Data entries for graphics:
☆ ☆ ☆ ☆ ☆ ☆ ☆
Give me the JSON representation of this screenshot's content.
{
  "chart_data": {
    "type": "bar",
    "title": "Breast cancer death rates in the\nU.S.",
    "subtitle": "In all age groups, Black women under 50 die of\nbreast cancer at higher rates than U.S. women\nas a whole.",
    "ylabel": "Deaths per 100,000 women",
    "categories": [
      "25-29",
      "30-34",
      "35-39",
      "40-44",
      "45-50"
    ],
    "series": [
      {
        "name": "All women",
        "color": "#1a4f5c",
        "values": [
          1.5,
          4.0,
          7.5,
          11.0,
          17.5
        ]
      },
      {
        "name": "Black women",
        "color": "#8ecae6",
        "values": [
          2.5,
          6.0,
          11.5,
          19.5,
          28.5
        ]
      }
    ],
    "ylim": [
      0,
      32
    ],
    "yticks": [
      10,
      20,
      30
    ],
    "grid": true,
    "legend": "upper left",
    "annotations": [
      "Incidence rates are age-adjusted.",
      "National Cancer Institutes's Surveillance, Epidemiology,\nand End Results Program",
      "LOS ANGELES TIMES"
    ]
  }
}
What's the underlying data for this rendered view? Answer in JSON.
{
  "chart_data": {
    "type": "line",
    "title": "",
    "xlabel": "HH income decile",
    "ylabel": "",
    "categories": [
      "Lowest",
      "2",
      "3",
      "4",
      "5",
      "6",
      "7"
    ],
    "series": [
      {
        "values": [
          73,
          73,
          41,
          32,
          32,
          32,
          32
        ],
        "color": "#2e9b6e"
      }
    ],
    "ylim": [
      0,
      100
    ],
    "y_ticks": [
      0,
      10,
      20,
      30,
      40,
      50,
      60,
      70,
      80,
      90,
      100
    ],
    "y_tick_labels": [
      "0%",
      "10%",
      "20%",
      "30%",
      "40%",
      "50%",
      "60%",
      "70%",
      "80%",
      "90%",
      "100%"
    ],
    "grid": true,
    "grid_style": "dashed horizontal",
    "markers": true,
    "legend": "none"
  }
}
☆ ☆ ☆ ☆ ☆ ☆ ☆
All of the entries must be quoted exactly; please include each one.

Give me the JSON representation of this screenshot's content.
{
  "chart_data": {
    "type": "bar",
    "title": "Breast cancer death rates in the\nU.S.",
    "subtitle": "In all age groups, Black women under 50 die of\nbreast cancer at higher rates than U.S. women\nas a whole.",
    "ylabel": "Deaths per 100,000 women",
    "categories": [
      "25-29",
      "30-34",
      "35-39",
      "40-44",
      "45-50"
    ],
    "series": [
      {
        "name": "All women",
        "color": "#1a4f5c",
        "values": [
          1.5,
          4.0,
          7.5,
          11.0,
          17.5
        ]
      },
      {
        "name": "Black women",
        "color": "#8ecae6",
        "values": [
          2.5,
          6.0,
          11.5,
          19.5,
          28.5
        ]
      }
    ],
    "ylim": [
      0,
      32
    ],
    "yticks": [
      10,
      20,
      30
    ],
    "grid": true,
    "legend": "upper left",
    "annotations": [
      "Incidence rates are age-adjusted.",
      "National Cancer Institutes's Surveillance, Epidemiology,\nand End Results Program",
      "LOS ANGELES TIMES"
    ]
  }
}
What's the underlying data for this rendered view? Answer in JSON.
{
  "chart_data": {
    "type": "line",
    "title": "",
    "xlabel": "HH income decile",
    "ylabel": "",
    "categories": [
      "Lowest",
      "2",
      "3",
      "4",
      "5",
      "6",
      "7"
    ],
    "series": [
      {
        "values": [
          73,
          73,
          41,
          32,
          32,
          32,
          32
        ],
        "color": "#2e9b6e"
      }
    ],
    "ylim": [
      0,
      100
    ],
    "y_ticks": [
      0,
      10,
      20,
      30,
      40,
      50,
      60,
      70,
      80,
      90,
      100
    ],
    "y_tick_labels": [
      "0%",
      "10%",
      "20%",
      "30%",
      "40%",
      "50%",
      "60%",
      "70%",
      "80%",
      "90%",
      "100%"
    ],
    "grid": true,
    "grid_style": "dashed horizontal",
    "markers": true,
    "legend": "none"
  }
}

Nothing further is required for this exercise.